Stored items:
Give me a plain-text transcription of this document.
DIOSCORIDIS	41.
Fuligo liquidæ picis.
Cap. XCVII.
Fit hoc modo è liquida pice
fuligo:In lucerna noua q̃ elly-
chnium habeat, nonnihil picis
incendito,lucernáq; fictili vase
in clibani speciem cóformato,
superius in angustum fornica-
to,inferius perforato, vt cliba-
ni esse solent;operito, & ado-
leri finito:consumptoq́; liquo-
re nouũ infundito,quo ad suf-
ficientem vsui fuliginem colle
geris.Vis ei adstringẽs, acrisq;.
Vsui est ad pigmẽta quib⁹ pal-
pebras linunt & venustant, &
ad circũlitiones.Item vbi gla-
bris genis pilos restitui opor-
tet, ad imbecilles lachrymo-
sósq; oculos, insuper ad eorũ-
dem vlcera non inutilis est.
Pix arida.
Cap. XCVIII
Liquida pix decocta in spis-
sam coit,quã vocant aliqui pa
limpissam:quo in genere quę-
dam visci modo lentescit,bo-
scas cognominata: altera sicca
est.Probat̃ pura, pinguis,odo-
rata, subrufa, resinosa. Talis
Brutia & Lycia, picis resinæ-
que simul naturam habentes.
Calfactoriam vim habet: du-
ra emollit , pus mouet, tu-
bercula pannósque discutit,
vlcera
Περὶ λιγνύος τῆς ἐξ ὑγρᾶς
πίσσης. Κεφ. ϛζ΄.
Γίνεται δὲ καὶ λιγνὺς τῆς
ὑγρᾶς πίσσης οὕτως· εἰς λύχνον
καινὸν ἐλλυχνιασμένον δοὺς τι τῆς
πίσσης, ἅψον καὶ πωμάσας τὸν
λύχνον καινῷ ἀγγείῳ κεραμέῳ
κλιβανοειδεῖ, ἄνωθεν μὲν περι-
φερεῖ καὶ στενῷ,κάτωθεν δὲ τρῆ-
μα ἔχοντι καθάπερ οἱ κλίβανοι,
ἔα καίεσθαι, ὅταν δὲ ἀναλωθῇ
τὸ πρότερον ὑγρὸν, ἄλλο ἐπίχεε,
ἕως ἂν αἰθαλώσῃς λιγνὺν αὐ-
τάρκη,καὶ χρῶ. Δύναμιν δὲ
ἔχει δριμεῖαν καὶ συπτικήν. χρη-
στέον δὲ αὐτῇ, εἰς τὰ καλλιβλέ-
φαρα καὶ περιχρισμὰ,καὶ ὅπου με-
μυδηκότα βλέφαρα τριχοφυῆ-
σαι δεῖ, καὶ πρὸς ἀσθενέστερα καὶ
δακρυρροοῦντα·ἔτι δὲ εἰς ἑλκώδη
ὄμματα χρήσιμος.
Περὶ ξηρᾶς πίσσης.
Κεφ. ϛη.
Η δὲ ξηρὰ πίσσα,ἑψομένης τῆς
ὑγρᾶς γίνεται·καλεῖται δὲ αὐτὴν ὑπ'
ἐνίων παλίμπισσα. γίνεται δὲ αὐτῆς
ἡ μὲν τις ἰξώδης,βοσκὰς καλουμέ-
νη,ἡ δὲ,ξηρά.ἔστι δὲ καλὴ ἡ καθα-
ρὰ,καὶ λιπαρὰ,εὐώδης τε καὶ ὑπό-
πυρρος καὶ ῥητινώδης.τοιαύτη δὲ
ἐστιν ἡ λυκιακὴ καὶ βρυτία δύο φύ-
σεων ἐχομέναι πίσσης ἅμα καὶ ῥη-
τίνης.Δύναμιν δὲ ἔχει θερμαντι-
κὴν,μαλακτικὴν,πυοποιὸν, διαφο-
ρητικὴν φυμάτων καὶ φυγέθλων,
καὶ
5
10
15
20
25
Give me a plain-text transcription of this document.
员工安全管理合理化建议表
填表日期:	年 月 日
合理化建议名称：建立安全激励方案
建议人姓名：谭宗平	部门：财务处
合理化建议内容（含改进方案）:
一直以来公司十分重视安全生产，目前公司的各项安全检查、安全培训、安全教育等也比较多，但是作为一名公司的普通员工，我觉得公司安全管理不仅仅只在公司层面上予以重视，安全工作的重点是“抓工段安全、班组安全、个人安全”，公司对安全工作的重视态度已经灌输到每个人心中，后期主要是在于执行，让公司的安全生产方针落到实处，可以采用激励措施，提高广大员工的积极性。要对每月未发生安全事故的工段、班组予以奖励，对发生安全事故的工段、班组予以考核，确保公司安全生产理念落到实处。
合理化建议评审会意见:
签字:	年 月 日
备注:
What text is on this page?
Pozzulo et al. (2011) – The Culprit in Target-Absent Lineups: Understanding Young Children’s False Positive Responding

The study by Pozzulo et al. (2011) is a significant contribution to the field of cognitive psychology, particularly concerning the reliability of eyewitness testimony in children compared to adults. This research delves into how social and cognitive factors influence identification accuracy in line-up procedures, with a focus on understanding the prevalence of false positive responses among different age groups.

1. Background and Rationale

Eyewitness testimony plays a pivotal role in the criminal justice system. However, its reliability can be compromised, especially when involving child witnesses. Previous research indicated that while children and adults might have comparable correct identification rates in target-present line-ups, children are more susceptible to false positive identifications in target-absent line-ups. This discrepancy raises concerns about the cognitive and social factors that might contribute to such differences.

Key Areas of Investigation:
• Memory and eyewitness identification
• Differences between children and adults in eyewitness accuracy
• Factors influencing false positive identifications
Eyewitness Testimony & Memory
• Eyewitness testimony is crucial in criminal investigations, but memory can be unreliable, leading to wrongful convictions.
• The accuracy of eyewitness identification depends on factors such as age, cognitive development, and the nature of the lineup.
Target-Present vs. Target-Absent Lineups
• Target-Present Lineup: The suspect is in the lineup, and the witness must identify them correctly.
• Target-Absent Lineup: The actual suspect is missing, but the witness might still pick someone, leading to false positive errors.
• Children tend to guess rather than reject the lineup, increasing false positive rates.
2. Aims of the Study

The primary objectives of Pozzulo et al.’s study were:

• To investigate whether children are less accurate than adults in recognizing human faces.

◆ Set task ◆
Look through the entries above and count each line holding "ὑγρᾶς"; report the count alone.

◆ Final result ◆
3